* _WHAT YOU SHOULD DO_
Repeat every line of the material, character for character.

* _GIVEN DATA_
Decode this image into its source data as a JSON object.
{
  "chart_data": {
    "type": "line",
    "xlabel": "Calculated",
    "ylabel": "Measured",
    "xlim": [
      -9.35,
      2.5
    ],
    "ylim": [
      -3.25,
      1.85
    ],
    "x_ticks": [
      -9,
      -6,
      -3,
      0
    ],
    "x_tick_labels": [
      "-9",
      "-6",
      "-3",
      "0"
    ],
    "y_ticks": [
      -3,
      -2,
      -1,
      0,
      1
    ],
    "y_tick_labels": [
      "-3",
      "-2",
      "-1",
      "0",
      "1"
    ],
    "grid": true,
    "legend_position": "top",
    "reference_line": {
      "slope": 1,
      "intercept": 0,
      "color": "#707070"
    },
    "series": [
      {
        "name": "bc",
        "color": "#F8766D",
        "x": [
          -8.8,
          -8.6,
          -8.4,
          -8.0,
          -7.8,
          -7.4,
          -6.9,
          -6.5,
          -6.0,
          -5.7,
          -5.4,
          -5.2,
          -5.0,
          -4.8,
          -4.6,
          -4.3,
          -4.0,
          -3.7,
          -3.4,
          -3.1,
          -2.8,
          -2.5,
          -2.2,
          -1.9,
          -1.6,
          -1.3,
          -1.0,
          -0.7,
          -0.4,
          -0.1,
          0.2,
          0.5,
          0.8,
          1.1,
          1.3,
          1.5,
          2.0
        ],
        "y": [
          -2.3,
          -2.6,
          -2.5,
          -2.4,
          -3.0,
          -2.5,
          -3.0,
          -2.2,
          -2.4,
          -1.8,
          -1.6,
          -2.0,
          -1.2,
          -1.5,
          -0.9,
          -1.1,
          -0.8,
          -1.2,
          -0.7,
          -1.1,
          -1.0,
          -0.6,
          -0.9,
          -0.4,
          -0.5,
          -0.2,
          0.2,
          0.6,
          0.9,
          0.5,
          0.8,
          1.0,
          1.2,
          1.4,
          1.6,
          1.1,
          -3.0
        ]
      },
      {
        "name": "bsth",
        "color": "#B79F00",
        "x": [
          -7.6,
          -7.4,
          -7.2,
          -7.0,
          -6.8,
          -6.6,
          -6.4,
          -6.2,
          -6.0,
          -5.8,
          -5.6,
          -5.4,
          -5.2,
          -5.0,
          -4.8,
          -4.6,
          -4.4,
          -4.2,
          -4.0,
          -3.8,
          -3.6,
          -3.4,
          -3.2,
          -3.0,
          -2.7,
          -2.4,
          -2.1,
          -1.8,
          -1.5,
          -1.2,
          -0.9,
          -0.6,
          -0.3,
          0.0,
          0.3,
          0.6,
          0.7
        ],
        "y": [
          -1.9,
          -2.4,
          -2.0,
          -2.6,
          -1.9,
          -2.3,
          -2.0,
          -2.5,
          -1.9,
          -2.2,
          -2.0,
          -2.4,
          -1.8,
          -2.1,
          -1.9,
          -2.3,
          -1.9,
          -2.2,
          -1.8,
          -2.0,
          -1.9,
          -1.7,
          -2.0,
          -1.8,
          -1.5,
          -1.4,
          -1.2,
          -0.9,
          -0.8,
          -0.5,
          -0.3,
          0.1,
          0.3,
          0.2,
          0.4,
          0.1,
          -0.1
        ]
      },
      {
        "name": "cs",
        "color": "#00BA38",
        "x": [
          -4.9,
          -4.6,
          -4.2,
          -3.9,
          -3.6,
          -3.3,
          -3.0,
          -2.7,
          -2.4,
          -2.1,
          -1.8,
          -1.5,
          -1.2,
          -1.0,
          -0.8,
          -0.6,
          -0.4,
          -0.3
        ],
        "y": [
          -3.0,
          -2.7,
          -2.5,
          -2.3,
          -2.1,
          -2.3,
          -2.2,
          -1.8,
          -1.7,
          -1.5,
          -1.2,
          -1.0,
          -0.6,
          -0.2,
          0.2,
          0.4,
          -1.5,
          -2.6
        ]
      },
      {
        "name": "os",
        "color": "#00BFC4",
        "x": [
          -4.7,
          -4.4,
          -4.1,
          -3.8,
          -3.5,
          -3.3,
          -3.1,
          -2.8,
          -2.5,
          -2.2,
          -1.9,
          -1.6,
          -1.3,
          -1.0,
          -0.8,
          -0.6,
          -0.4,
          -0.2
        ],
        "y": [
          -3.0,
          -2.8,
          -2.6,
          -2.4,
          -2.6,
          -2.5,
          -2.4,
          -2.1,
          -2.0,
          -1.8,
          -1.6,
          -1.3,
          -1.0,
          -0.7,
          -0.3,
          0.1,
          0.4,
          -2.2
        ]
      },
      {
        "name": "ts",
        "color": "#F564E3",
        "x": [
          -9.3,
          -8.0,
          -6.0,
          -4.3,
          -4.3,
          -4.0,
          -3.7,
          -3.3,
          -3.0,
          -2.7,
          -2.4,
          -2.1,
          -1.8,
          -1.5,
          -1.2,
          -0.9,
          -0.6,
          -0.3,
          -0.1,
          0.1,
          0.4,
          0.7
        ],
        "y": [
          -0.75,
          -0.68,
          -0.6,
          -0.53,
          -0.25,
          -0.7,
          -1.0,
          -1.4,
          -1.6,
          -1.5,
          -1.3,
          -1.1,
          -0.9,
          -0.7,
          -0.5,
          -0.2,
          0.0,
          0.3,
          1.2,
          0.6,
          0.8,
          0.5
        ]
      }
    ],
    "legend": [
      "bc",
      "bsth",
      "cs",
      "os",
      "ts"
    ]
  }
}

* _OUTPUT OF THE EXERCISE_
Decode this image into its source data as a JSON object.
{
  "chart_data": {
    "type": "line",
    "xlabel": "Calculated",
    "ylabel": "Measured",
    "xlim": [
      -9.35,
      2.5
    ],
    "ylim": [
      -3.25,
      1.85
    ],
    "x_ticks": [
      -9,
      -6,
      -3,
      0
    ],
    "x_tick_labels": [
      "-9",
      "-6",
      "-3",
      "0"
    ],
    "y_ticks": [
      -3,
      -2,
      -1,
      0,
      1
    ],
    "y_tick_labels": [
      "-3",
      "-2",
      "-1",
      "0",
      "1"
    ],
    "grid": true,
    "legend_position": "top",
    "reference_line": {
      "slope": 1,
      "intercept": 0,
      "color": "#707070"
    },
    "series": [
      {
        "name": "bc",
        "color": "#F8766D",
        "x": [
          -8.8,
          -8.6,
          -8.4,
          -8.0,
          -7.8,
          -7.4,
          -6.9,
          -6.5,
          -6.0,
          -5.7,
          -5.4,
          -5.2,
          -5.0,
          -4.8,
          -4.6,
          -4.3,
          -4.0,
          -3.7,
          -3.4,
          -3.1,
          -2.8,
          -2.5,
          -2.2,
          -1.9,
          -1.6,
          -1.3,
          -1.0,
          -0.7,
          -0.4,
          -0.1,
          0.2,
          0.5,
          0.8,
          1.1,
          1.3,
          1.5,
          2.0
        ],
        "y": [
          -2.3,
          -2.6,
          -2.5,
          -2.4,
          -3.0,
          -2.5,
          -3.0,
          -2.2,
          -2.4,
          -1.8,
          -1.6,
          -2.0,
          -1.2,
          -1.5,
          -0.9,
          -1.1,
          -0.8,
          -1.2,
          -0.7,
          -1.1,
          -1.0,
          -0.6,
          -0.9,
          -0.4,
          -0.5,
          -0.2,
          0.2,
          0.6,
          0.9,
          0.5,
          0.8,
          1.0,
          1.2,
          1.4,
          1.6,
          1.1,
          -3.0
        ]
      },
      {
        "name": "bsth",
        "color": "#B79F00",
        "x": [
          -7.6,
          -7.4,
          -7.2,
          -7.0,
          -6.8,
          -6.6,
          -6.4,
          -6.2,
          -6.0,
          -5.8,
          -5.6,
          -5.4,
          -5.2,
          -5.0,
          -4.8,
          -4.6,
          -4.4,
          -4.2,
          -4.0,
          -3.8,
          -3.6,
          -3.4,
          -3.2,
          -3.0,
          -2.7,
          -2.4,
          -2.1,
          -1.8,
          -1.5,
          -1.2,
          -0.9,
          -0.6,
          -0.3,
          0.0,
          0.3,
          0.6,
          0.7
        ],
        "y": [
          -1.9,
          -2.4,
          -2.0,
          -2.6,
          -1.9,
          -2.3,
          -2.0,
          -2.5,
          -1.9,
          -2.2,
          -2.0,
          -2.4,
          -1.8,
          -2.1,
          -1.9,
          -2.3,
          -1.9,
          -2.2,
          -1.8,
          -2.0,
          -1.9,
          -1.7,
          -2.0,
          -1.8,
          -1.5,
          -1.4,
          -1.2,
          -0.9,
          -0.8,
          -0.5,
          -0.3,
          0.1,
          0.3,
          0.2,
          0.4,
          0.1,
          -0.1
        ]
      },
      {
        "name": "cs",
        "color": "#00BA38",
        "x": [
          -4.9,
          -4.6,
          -4.2,
          -3.9,
          -3.6,
          -3.3,
          -3.0,
          -2.7,
          -2.4,
          -2.1,
          -1.8,
          -1.5,
          -1.2,
          -1.0,
          -0.8,
          -0.6,
          -0.4,
          -0.3
        ],
        "y": [
          -3.0,
          -2.7,
          -2.5,
          -2.3,
          -2.1,
          -2.3,
          -2.2,
          -1.8,
          -1.7,
          -1.5,
          -1.2,
          -1.0,
          -0.6,
          -0.2,
          0.2,
          0.4,
          -1.5,
          -2.6
        ]
      },
      {
        "name": "os",
        "color": "#00BFC4",
        "x": [
          -4.7,
          -4.4,
          -4.1,
          -3.8,
          -3.5,
          -3.3,
          -3.1,
          -2.8,
          -2.5,
          -2.2,
          -1.9,
          -1.6,
          -1.3,
          -1.0,
          -0.8,
          -0.6,
          -0.4,
          -0.2
        ],
        "y": [
          -3.0,
          -2.8,
          -2.6,
          -2.4,
          -2.6,
          -2.5,
          -2.4,
          -2.1,
          -2.0,
          -1.8,
          -1.6,
          -1.3,
          -1.0,
          -0.7,
          -0.3,
          0.1,
          0.4,
          -2.2
        ]
      },
      {
        "name": "ts",
        "color": "#F564E3",
        "x": [
          -9.3,
          -8.0,
          -6.0,
          -4.3,
          -4.3,
          -4.0,
          -3.7,
          -3.3,
          -3.0,
          -2.7,
          -2.4,
          -2.1,
          -1.8,
          -1.5,
          -1.2,
          -0.9,
          -0.6,
          -0.3,
          -0.1,
          0.1,
          0.4,
          0.7
        ],
        "y": [
          -0.75,
          -0.68,
          -0.6,
          -0.53,
          -0.25,
          -0.7,
          -1.0,
          -1.4,
          -1.6,
          -1.5,
          -1.3,
          -1.1,
          -0.9,
          -0.7,
          -0.5,
          -0.2,
          0.0,
          0.3,
          1.2,
          0.6,
          0.8,
          0.5
        ]
      }
    ],
    "legend": [
      "bc",
      "bsth",
      "cs",
      "os",
      "ts"
    ]
  }
}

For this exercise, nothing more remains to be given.